Please output every line of the material as it stands, without the pictures.

— Begin —

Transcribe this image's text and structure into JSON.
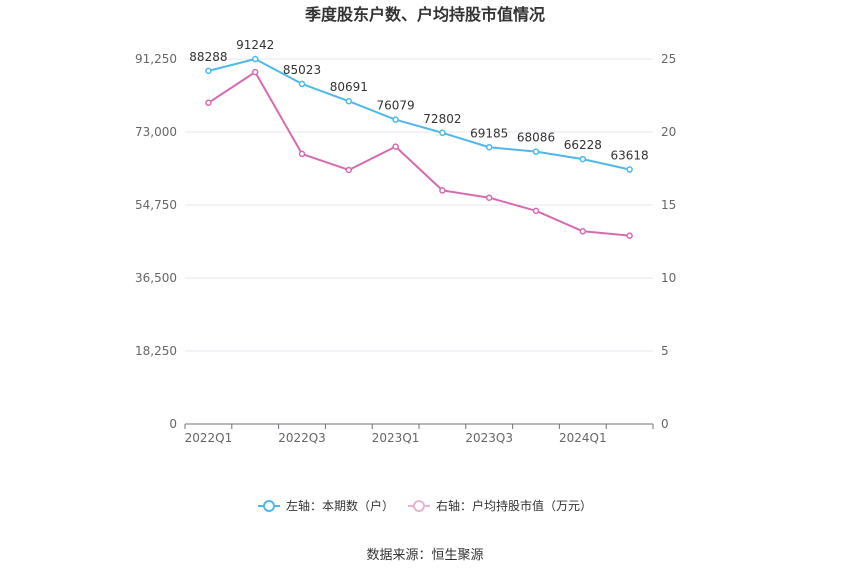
{
  "chart_data": {
    "type": "line",
    "title": "季度股东户数、户均持股市值情况",
    "categories": [
      "2022Q1",
      "2022Q2",
      "2022Q3",
      "2022Q4",
      "2023Q1",
      "2023Q2",
      "2023Q3",
      "2023Q4",
      "2024Q1",
      "2024Q2"
    ],
    "x_tick_labels": [
      "2022Q1",
      "2022Q3",
      "2023Q1",
      "2023Q3",
      "2024Q1"
    ],
    "y_left": {
      "ylim": [
        0,
        91250
      ],
      "ticks": [
        "0",
        "18,250",
        "36,500",
        "54,750",
        "73,000",
        "91,250"
      ]
    },
    "y_right": {
      "ylim": [
        0,
        25
      ],
      "ticks": [
        "0",
        "5",
        "10",
        "15",
        "20",
        "25"
      ]
    },
    "series": [
      {
        "name": "左轴：本期数（户）",
        "axis": "left",
        "color": "#4fb8ea",
        "values": [
          88288,
          91242,
          85023,
          80691,
          76079,
          72802,
          69185,
          68086,
          66228,
          63618
        ],
        "labels": [
          "88288",
          "91242",
          "85023",
          "80691",
          "76079",
          "72802",
          "69185",
          "68086",
          "66228",
          "63618"
        ]
      },
      {
        "name": "右轴：户均持股市值（万元）",
        "axis": "right",
        "color": "#d66bb0",
        "values": [
          22.0,
          24.1,
          18.5,
          17.4,
          19.0,
          16.0,
          15.5,
          14.6,
          13.2,
          12.9
        ]
      }
    ],
    "grid": true,
    "legend_position": "bottom"
  },
  "source": "数据来源：恒生聚源"
}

— End —

● SOLUTION TO THIS TASK:
Transcribe this image's text and structure into JSON.
{
  "chart_data": {
    "type": "line",
    "title": "季度股东户数、户均持股市值情况",
    "categories": [
      "2022Q1",
      "2022Q2",
      "2022Q3",
      "2022Q4",
      "2023Q1",
      "2023Q2",
      "2023Q3",
      "2023Q4",
      "2024Q1",
      "2024Q2"
    ],
    "x_tick_labels": [
      "2022Q1",
      "2022Q3",
      "2023Q1",
      "2023Q3",
      "2024Q1"
    ],
    "y_left": {
      "ylim": [
        0,
        91250
      ],
      "ticks": [
        "0",
        "18,250",
        "36,500",
        "54,750",
        "73,000",
        "91,250"
      ]
    },
    "y_right": {
      "ylim": [
        0,
        25
      ],
      "ticks": [
        "0",
        "5",
        "10",
        "15",
        "20",
        "25"
      ]
    },
    "series": [
      {
        "name": "左轴：本期数（户）",
        "axis": "left",
        "color": "#4fb8ea",
        "values": [
          88288,
          91242,
          85023,
          80691,
          76079,
          72802,
          69185,
          68086,
          66228,
          63618
        ],
        "labels": [
          "88288",
          "91242",
          "85023",
          "80691",
          "76079",
          "72802",
          "69185",
          "68086",
          "66228",
          "63618"
        ]
      },
      {
        "name": "右轴：户均持股市值（万元）",
        "axis": "right",
        "color": "#d66bb0",
        "values": [
          22.0,
          24.1,
          18.5,
          17.4,
          19.0,
          16.0,
          15.5,
          14.6,
          13.2,
          12.9
        ]
      }
    ],
    "grid": true,
    "legend_position": "bottom"
  },
  "source": "数据来源：恒生聚源"
}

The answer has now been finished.